*THE EXERCISE*
Give back each entry unchanged, minus pictures.

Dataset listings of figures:
= = = =

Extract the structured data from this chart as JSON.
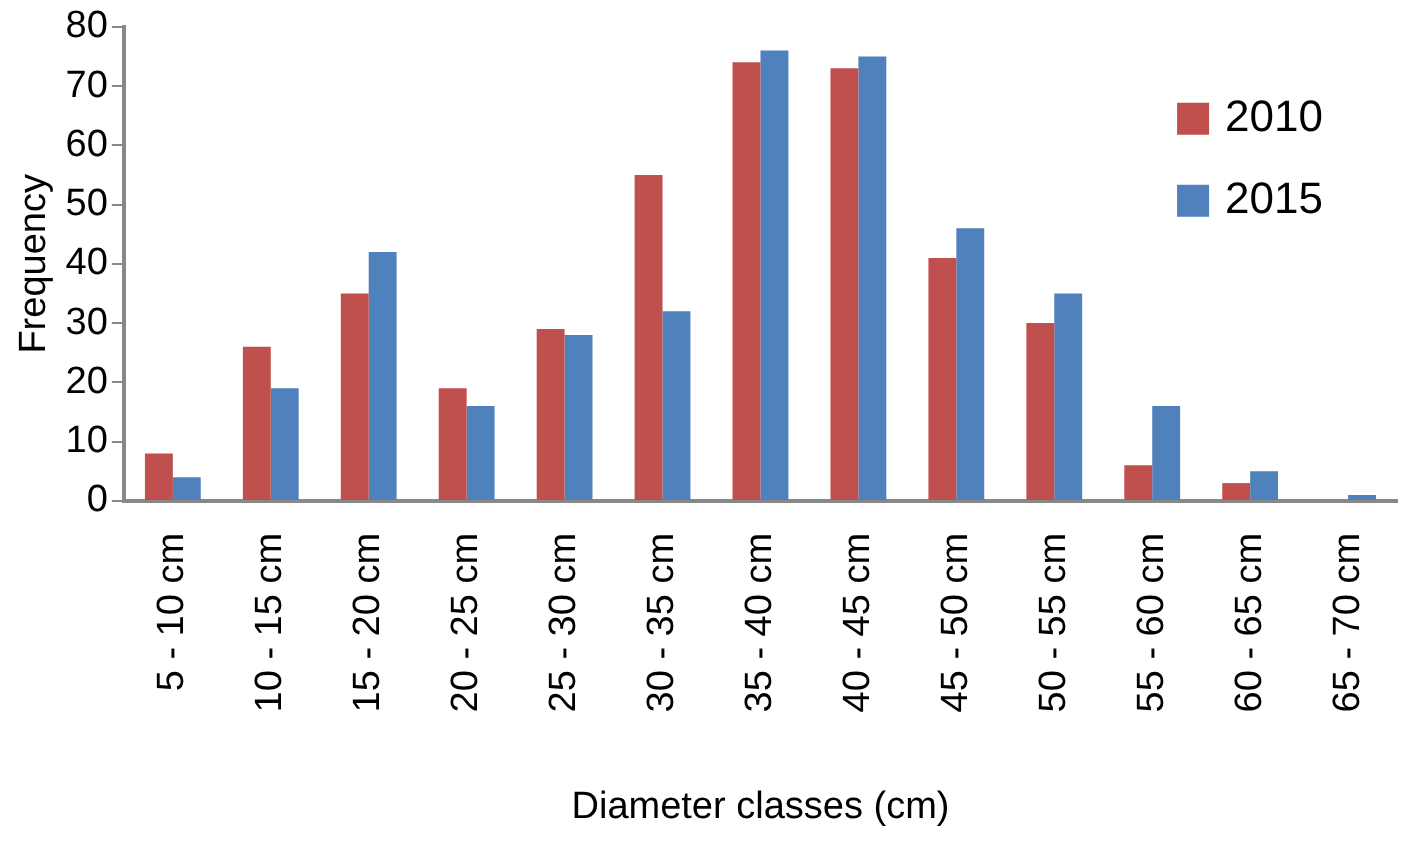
{
  "chart_data": {
    "type": "bar",
    "xlabel": "Diameter classes (cm)",
    "ylabel": "Frequency",
    "categories": [
      "5 - 10 cm",
      "10 - 15 cm",
      "15 - 20 cm",
      "20 - 25 cm",
      "25 - 30 cm",
      "30 - 35 cm",
      "35 - 40 cm",
      "40 - 45 cm",
      "45 - 50 cm",
      "50 - 55 cm",
      "55 - 60 cm",
      "60 - 65 cm",
      "65 - 70 cm"
    ],
    "series": [
      {
        "name": "2010",
        "color": "#c0504d",
        "values": [
          8,
          26,
          35,
          19,
          29,
          55,
          74,
          73,
          41,
          30,
          6,
          3,
          0
        ]
      },
      {
        "name": "2015",
        "color": "#4f81bd",
        "values": [
          4,
          19,
          42,
          16,
          28,
          32,
          76,
          75,
          46,
          35,
          16,
          5,
          1
        ]
      }
    ],
    "ylim": [
      0,
      80
    ],
    "yticks": [
      0,
      10,
      20,
      30,
      40,
      50,
      60,
      70,
      80
    ],
    "grid": false,
    "legend": "top right"
  }
}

= = = =

*ANSWER TO THE PROBLEM*
Extract the structured data from this chart as JSON.
{
  "chart_data": {
    "type": "bar",
    "xlabel": "Diameter classes (cm)",
    "ylabel": "Frequency",
    "categories": [
      "5 - 10 cm",
      "10 - 15 cm",
      "15 - 20 cm",
      "20 - 25 cm",
      "25 - 30 cm",
      "30 - 35 cm",
      "35 - 40 cm",
      "40 - 45 cm",
      "45 - 50 cm",
      "50 - 55 cm",
      "55 - 60 cm",
      "60 - 65 cm",
      "65 - 70 cm"
    ],
    "series": [
      {
        "name": "2010",
        "color": "#c0504d",
        "values": [
          8,
          26,
          35,
          19,
          29,
          55,
          74,
          73,
          41,
          30,
          6,
          3,
          0
        ]
      },
      {
        "name": "2015",
        "color": "#4f81bd",
        "values": [
          4,
          19,
          42,
          16,
          28,
          32,
          76,
          75,
          46,
          35,
          16,
          5,
          1
        ]
      }
    ],
    "ylim": [
      0,
      80
    ],
    "yticks": [
      0,
      10,
      20,
      30,
      40,
      50,
      60,
      70,
      80
    ],
    "grid": false,
    "legend": "top right"
  }
}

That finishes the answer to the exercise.